• _Directions_: Keep only those lines of the records that include the string "Multiparas".

[Data entries for graphics]
────

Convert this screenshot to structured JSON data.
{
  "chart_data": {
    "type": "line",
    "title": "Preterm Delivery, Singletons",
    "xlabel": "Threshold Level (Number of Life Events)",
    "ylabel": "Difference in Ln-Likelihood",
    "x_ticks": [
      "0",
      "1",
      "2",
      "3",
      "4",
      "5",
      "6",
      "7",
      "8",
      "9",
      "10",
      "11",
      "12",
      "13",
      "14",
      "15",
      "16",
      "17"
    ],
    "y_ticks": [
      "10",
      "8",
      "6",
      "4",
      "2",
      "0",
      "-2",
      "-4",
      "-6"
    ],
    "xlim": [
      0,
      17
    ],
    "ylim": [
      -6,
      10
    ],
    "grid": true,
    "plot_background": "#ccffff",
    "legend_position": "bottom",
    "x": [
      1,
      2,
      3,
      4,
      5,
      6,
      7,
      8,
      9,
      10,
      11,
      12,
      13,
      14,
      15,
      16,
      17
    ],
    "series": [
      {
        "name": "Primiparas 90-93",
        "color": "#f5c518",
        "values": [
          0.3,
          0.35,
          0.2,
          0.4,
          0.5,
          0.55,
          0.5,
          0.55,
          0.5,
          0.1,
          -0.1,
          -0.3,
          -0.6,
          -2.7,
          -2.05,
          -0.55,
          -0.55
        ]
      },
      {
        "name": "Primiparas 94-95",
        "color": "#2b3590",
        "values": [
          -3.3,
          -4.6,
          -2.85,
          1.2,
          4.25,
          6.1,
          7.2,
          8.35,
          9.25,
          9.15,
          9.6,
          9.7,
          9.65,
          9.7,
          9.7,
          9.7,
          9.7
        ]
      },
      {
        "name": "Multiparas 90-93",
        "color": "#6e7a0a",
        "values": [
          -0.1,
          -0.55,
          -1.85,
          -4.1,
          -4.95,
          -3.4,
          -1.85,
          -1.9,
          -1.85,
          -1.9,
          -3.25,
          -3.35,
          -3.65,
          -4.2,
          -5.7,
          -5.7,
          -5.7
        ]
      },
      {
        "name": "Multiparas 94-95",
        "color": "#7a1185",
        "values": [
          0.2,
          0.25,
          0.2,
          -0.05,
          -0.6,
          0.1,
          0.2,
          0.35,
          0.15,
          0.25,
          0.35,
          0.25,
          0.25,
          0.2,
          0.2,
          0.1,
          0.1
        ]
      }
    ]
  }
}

────

• _Solution below_:
        "name": "Multiparas 90-93",
        "name": "Multiparas 94-95",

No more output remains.